▸ **Collection entries**
* START *

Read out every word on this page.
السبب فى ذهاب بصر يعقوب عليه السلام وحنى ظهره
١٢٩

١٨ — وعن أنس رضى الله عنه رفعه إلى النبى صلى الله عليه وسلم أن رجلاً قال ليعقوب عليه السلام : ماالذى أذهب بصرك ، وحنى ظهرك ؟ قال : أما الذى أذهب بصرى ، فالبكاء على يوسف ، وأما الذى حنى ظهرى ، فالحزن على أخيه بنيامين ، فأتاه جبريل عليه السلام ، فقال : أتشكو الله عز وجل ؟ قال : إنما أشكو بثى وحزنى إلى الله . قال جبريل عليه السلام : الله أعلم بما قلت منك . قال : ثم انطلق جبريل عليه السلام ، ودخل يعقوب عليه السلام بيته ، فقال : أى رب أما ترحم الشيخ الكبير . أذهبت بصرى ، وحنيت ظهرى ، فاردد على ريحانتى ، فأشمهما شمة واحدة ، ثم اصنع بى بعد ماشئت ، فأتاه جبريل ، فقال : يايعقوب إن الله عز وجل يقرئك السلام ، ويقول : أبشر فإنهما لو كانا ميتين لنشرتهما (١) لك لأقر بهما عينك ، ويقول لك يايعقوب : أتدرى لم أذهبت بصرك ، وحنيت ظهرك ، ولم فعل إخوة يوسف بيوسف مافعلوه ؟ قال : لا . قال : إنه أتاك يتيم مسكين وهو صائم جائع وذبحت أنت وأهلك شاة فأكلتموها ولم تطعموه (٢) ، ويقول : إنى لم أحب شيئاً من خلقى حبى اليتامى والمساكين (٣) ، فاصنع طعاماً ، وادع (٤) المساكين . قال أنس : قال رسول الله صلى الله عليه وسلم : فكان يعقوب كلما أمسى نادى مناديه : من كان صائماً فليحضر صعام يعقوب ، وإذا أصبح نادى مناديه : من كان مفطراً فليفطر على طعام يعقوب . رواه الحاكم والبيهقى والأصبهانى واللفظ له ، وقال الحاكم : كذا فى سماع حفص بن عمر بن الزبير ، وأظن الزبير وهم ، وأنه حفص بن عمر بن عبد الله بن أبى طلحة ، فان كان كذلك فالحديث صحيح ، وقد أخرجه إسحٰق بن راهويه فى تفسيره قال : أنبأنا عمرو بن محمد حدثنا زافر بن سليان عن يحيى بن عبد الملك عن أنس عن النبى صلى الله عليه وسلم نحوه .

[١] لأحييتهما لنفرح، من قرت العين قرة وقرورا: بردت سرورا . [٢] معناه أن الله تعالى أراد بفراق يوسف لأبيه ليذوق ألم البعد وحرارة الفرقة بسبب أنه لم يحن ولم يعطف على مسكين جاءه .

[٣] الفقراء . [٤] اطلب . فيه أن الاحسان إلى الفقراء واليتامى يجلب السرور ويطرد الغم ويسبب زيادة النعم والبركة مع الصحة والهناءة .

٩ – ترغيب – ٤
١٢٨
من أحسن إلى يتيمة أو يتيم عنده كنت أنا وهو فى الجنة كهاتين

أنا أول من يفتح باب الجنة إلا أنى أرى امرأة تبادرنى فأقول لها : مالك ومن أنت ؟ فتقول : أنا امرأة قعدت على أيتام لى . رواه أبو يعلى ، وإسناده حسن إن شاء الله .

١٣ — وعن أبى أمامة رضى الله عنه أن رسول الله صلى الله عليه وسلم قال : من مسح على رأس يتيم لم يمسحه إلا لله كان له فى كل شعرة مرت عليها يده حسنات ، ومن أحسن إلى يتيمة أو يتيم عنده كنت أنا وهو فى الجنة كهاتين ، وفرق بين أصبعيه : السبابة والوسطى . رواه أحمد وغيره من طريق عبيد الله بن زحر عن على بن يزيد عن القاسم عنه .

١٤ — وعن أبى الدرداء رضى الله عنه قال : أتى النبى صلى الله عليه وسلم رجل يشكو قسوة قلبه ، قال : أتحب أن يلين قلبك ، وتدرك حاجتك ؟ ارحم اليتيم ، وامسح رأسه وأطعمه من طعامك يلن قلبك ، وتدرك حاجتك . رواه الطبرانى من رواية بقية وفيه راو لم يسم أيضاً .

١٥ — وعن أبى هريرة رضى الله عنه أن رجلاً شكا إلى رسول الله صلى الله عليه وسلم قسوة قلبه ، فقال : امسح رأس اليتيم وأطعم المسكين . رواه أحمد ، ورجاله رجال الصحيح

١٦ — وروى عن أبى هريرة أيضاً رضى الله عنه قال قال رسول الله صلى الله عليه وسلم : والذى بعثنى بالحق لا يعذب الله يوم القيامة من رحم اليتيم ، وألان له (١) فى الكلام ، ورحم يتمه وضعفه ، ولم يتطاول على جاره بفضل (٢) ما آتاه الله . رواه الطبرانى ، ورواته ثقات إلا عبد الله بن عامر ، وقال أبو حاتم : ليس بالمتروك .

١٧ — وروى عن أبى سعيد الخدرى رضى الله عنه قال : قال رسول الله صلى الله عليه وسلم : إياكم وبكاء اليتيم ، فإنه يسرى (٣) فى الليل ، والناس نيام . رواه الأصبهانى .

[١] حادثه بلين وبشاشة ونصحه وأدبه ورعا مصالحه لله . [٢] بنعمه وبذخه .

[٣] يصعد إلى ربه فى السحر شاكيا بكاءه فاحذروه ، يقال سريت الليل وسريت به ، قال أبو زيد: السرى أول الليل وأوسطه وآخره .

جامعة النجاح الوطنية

* END *

Transcribe all of the entries without altering anything.

▸ **The output**
Read out every word on this page.
السبب فى ذهاب بصر يعقوب عليه السلام وحنى ظهره
١٢٩

١٨ — وعن أنس رضى الله عنه رفعه إلى النبى صلى الله عليه وسلم أن رجلاً قال ليعقوب عليه السلام : ماالذى أذهب بصرك ، وحنى ظهرك ؟ قال : أما الذى أذهب بصرى ، فالبكاء على يوسف ، وأما الذى حنى ظهرى ، فالحزن على أخيه بنيامين ، فأتاه جبريل عليه السلام ، فقال : أتشكو الله عز وجل ؟ قال : إنما أشكو بثى وحزنى إلى الله . قال جبريل عليه السلام : الله أعلم بما قلت منك . قال : ثم انطلق جبريل عليه السلام ، ودخل يعقوب عليه السلام بيته ، فقال : أى رب أما ترحم الشيخ الكبير . أذهبت بصرى ، وحنيت ظهرى ، فاردد على ريحانتى ، فأشمهما شمة واحدة ، ثم اصنع بى بعد ماشئت ، فأتاه جبريل ، فقال : يايعقوب إن الله عز وجل يقرئك السلام ، ويقول : أبشر فإنهما لو كانا ميتين لنشرتهما (١) لك لأقر بهما عينك ، ويقول لك يايعقوب : أتدرى لم أذهبت بصرك ، وحنيت ظهرك ، ولم فعل إخوة يوسف بيوسف مافعلوه ؟ قال : لا . قال : إنه أتاك يتيم مسكين وهو صائم جائع وذبحت أنت وأهلك شاة فأكلتموها ولم تطعموه (٢) ، ويقول : إنى لم أحب شيئاً من خلقى حبى اليتامى والمساكين (٣) ، فاصنع طعاماً ، وادع (٤) المساكين . قال أنس : قال رسول الله صلى الله عليه وسلم : فكان يعقوب كلما أمسى نادى مناديه : من كان صائماً فليحضر صعام يعقوب ، وإذا أصبح نادى مناديه : من كان مفطراً فليفطر على طعام يعقوب . رواه الحاكم والبيهقى والأصبهانى واللفظ له ، وقال الحاكم : كذا فى سماع حفص بن عمر بن الزبير ، وأظن الزبير وهم ، وأنه حفص بن عمر بن عبد الله بن أبى طلحة ، فان كان كذلك فالحديث صحيح ، وقد أخرجه إسحٰق بن راهويه فى تفسيره قال : أنبأنا عمرو بن محمد حدثنا زافر بن سليان عن يحيى بن عبد الملك عن أنس عن النبى صلى الله عليه وسلم نحوه .

[١] لأحييتهما لنفرح، من قرت العين قرة وقرورا: بردت سرورا . [٢] معناه أن الله تعالى أراد بفراق يوسف لأبيه ليذوق ألم البعد وحرارة الفرقة بسبب أنه لم يحن ولم يعطف على مسكين جاءه .

[٣] الفقراء . [٤] اطلب . فيه أن الاحسان إلى الفقراء واليتامى يجلب السرور ويطرد الغم ويسبب زيادة النعم والبركة مع الصحة والهناءة .

٩ – ترغيب – ٤
١٢٨
من أحسن إلى يتيمة أو يتيم عنده كنت أنا وهو فى الجنة كهاتين

أنا أول من يفتح باب الجنة إلا أنى أرى امرأة تبادرنى فأقول لها : مالك ومن أنت ؟ فتقول : أنا امرأة قعدت على أيتام لى . رواه أبو يعلى ، وإسناده حسن إن شاء الله .

١٣ — وعن أبى أمامة رضى الله عنه أن رسول الله صلى الله عليه وسلم قال : من مسح على رأس يتيم لم يمسحه إلا لله كان له فى كل شعرة مرت عليها يده حسنات ، ومن أحسن إلى يتيمة أو يتيم عنده كنت أنا وهو فى الجنة كهاتين ، وفرق بين أصبعيه : السبابة والوسطى . رواه أحمد وغيره من طريق عبيد الله بن زحر عن على بن يزيد عن القاسم عنه .

١٤ — وعن أبى الدرداء رضى الله عنه قال : أتى النبى صلى الله عليه وسلم رجل يشكو قسوة قلبه ، قال : أتحب أن يلين قلبك ، وتدرك حاجتك ؟ ارحم اليتيم ، وامسح رأسه وأطعمه من طعامك يلن قلبك ، وتدرك حاجتك . رواه الطبرانى من رواية بقية وفيه راو لم يسم أيضاً .

١٥ — وعن أبى هريرة رضى الله عنه أن رجلاً شكا إلى رسول الله صلى الله عليه وسلم قسوة قلبه ، فقال : امسح رأس اليتيم وأطعم المسكين . رواه أحمد ، ورجاله رجال الصحيح

١٦ — وروى عن أبى هريرة أيضاً رضى الله عنه قال قال رسول الله صلى الله عليه وسلم : والذى بعثنى بالحق لا يعذب الله يوم القيامة من رحم اليتيم ، وألان له (١) فى الكلام ، ورحم يتمه وضعفه ، ولم يتطاول على جاره بفضل (٢) ما آتاه الله . رواه الطبرانى ، ورواته ثقات إلا عبد الله بن عامر ، وقال أبو حاتم : ليس بالمتروك .

١٧ — وروى عن أبى سعيد الخدرى رضى الله عنه قال : قال رسول الله صلى الله عليه وسلم : إياكم وبكاء اليتيم ، فإنه يسرى (٣) فى الليل ، والناس نيام . رواه الأصبهانى .

[١] حادثه بلين وبشاشة ونصحه وأدبه ورعا مصالحه لله . [٢] بنعمه وبذخه .

[٣] يصعد إلى ربه فى السحر شاكيا بكاءه فاحذروه ، يقال سريت الليل وسريت به ، قال أبو زيد: السرى أول الليل وأوسطه وآخره .

جامعة النجاح الوطنية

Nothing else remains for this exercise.